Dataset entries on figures

# # #

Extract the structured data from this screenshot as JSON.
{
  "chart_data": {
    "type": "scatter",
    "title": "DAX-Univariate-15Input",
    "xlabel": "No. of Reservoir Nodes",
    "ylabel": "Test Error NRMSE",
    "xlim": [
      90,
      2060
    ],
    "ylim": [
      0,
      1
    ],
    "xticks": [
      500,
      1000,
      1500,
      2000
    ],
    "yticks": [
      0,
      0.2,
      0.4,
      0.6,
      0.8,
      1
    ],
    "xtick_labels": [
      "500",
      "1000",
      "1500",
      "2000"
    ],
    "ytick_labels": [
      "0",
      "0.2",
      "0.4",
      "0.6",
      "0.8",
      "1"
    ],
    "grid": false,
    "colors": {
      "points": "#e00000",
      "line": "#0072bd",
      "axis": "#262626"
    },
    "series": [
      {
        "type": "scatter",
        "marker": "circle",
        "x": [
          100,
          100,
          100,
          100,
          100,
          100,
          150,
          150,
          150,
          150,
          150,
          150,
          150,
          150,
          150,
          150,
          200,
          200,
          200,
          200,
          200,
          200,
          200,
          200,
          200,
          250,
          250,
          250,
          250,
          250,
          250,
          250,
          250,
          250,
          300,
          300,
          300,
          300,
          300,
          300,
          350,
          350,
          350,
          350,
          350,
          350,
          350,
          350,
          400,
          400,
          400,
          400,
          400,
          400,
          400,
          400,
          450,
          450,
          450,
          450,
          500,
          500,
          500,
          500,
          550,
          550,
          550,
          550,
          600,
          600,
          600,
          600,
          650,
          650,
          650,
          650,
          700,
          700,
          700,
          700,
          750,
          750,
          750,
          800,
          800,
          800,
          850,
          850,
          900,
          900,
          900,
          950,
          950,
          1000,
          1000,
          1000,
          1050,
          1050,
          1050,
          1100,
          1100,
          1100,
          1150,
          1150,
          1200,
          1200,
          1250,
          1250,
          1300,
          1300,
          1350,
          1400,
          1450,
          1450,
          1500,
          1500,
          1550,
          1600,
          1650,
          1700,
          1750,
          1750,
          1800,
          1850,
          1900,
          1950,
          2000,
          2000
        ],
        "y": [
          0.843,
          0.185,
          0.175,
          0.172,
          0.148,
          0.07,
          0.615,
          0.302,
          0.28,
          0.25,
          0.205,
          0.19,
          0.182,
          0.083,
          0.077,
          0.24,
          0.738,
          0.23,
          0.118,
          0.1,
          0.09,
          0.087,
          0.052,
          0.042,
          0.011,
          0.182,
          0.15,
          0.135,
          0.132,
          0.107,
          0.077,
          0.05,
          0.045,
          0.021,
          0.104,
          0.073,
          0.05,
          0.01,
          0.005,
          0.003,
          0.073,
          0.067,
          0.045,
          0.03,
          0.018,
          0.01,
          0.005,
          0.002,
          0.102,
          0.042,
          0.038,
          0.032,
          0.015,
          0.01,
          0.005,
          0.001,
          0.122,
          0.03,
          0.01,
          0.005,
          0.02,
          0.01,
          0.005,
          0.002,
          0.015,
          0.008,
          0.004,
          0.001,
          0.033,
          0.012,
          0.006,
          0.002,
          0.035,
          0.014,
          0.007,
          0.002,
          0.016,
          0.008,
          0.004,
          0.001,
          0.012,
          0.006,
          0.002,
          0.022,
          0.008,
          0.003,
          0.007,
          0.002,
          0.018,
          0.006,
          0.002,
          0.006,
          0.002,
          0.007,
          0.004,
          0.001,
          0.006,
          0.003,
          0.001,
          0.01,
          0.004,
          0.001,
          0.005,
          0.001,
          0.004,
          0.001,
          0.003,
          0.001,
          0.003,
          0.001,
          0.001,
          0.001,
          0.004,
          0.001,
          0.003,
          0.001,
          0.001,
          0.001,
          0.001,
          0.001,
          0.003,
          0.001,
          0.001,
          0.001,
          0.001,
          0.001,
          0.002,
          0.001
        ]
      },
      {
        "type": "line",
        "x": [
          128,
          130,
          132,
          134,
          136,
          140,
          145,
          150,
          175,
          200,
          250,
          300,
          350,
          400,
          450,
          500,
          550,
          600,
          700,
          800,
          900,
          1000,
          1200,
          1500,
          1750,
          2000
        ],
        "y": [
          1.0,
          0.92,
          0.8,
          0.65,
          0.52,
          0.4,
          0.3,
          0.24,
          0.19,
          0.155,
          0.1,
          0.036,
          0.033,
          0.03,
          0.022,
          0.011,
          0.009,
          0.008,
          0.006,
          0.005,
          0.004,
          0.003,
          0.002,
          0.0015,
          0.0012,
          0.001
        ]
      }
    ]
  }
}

# # #

■ **Task directions**:
Your task is to reproduce the whole listing exactly.

■ **Reply to the task**:
Extract the structured data from this screenshot as JSON.
{
  "chart_data": {
    "type": "scatter",
    "title": "DAX-Univariate-15Input",
    "xlabel": "No. of Reservoir Nodes",
    "ylabel": "Test Error NRMSE",
    "xlim": [
      90,
      2060
    ],
    "ylim": [
      0,
      1
    ],
    "xticks": [
      500,
      1000,
      1500,
      2000
    ],
    "yticks": [
      0,
      0.2,
      0.4,
      0.6,
      0.8,
      1
    ],
    "xtick_labels": [
      "500",
      "1000",
      "1500",
      "2000"
    ],
    "ytick_labels": [
      "0",
      "0.2",
      "0.4",
      "0.6",
      "0.8",
      "1"
    ],
    "grid": false,
    "colors": {
      "points": "#e00000",
      "line": "#0072bd",
      "axis": "#262626"
    },
    "series": [
      {
        "type": "scatter",
        "marker": "circle",
        "x": [
          100,
          100,
          100,
          100,
          100,
          100,
          150,
          150,
          150,
          150,
          150,
          150,
          150,
          150,
          150,
          150,
          200,
          200,
          200,
          200,
          200,
          200,
          200,
          200,
          200,
          250,
          250,
          250,
          250,
          250,
          250,
          250,
          250,
          250,
          300,
          300,
          300,
          300,
          300,
          300,
          350,
          350,
          350,
          350,
          350,
          350,
          350,
          350,
          400,
          400,
          400,
          400,
          400,
          400,
          400,
          400,
          450,
          450,
          450,
          450,
          500,
          500,
          500,
          500,
          550,
          550,
          550,
          550,
          600,
          600,
          600,
          600,
          650,
          650,
          650,
          650,
          700,
          700,
          700,
          700,
          750,
          750,
          750,
          800,
          800,
          800,
          850,
          850,
          900,
          900,
          900,
          950,
          950,
          1000,
          1000,
          1000,
          1050,
          1050,
          1050,
          1100,
          1100,
          1100,
          1150,
          1150,
          1200,
          1200,
          1250,
          1250,
          1300,
          1300,
          1350,
          1400,
          1450,
          1450,
          1500,
          1500,
          1550,
          1600,
          1650,
          1700,
          1750,
          1750,
          1800,
          1850,
          1900,
          1950,
          2000,
          2000
        ],
        "y": [
          0.843,
          0.185,
          0.175,
          0.172,
          0.148,
          0.07,
          0.615,
          0.302,
          0.28,
          0.25,
          0.205,
          0.19,
          0.182,
          0.083,
          0.077,
          0.24,
          0.738,
          0.23,
          0.118,
          0.1,
          0.09,
          0.087,
          0.052,
          0.042,
          0.011,
          0.182,
          0.15,
          0.135,
          0.132,
          0.107,
          0.077,
          0.05,
          0.045,
          0.021,
          0.104,
          0.073,
          0.05,
          0.01,
          0.005,
          0.003,
          0.073,
          0.067,
          0.045,
          0.03,
          0.018,
          0.01,
          0.005,
          0.002,
          0.102,
          0.042,
          0.038,
          0.032,
          0.015,
          0.01,
          0.005,
          0.001,
          0.122,
          0.03,
          0.01,
          0.005,
          0.02,
          0.01,
          0.005,
          0.002,
          0.015,
          0.008,
          0.004,
          0.001,
          0.033,
          0.012,
          0.006,
          0.002,
          0.035,
          0.014,
          0.007,
          0.002,
          0.016,
          0.008,
          0.004,
          0.001,
          0.012,
          0.006,
          0.002,
          0.022,
          0.008,
          0.003,
          0.007,
          0.002,
          0.018,
          0.006,
          0.002,
          0.006,
          0.002,
          0.007,
          0.004,
          0.001,
          0.006,
          0.003,
          0.001,
          0.01,
          0.004,
          0.001,
          0.005,
          0.001,
          0.004,
          0.001,
          0.003,
          0.001,
          0.003,
          0.001,
          0.001,
          0.001,
          0.004,
          0.001,
          0.003,
          0.001,
          0.001,
          0.001,
          0.001,
          0.001,
          0.003,
          0.001,
          0.001,
          0.001,
          0.001,
          0.001,
          0.002,
          0.001
        ]
      },
      {
        "type": "line",
        "x": [
          128,
          130,
          132,
          134,
          136,
          140,
          145,
          150,
          175,
          200,
          250,
          300,
          350,
          400,
          450,
          500,
          550,
          600,
          700,
          800,
          900,
          1000,
          1200,
          1500,
          1750,
          2000
        ],
        "y": [
          1.0,
          0.92,
          0.8,
          0.65,
          0.52,
          0.4,
          0.3,
          0.24,
          0.19,
          0.155,
          0.1,
          0.036,
          0.033,
          0.03,
          0.022,
          0.011,
          0.009,
          0.008,
          0.006,
          0.005,
          0.004,
          0.003,
          0.002,
          0.0015,
          0.0012,
          0.001
        ]
      }
    ]
  }
}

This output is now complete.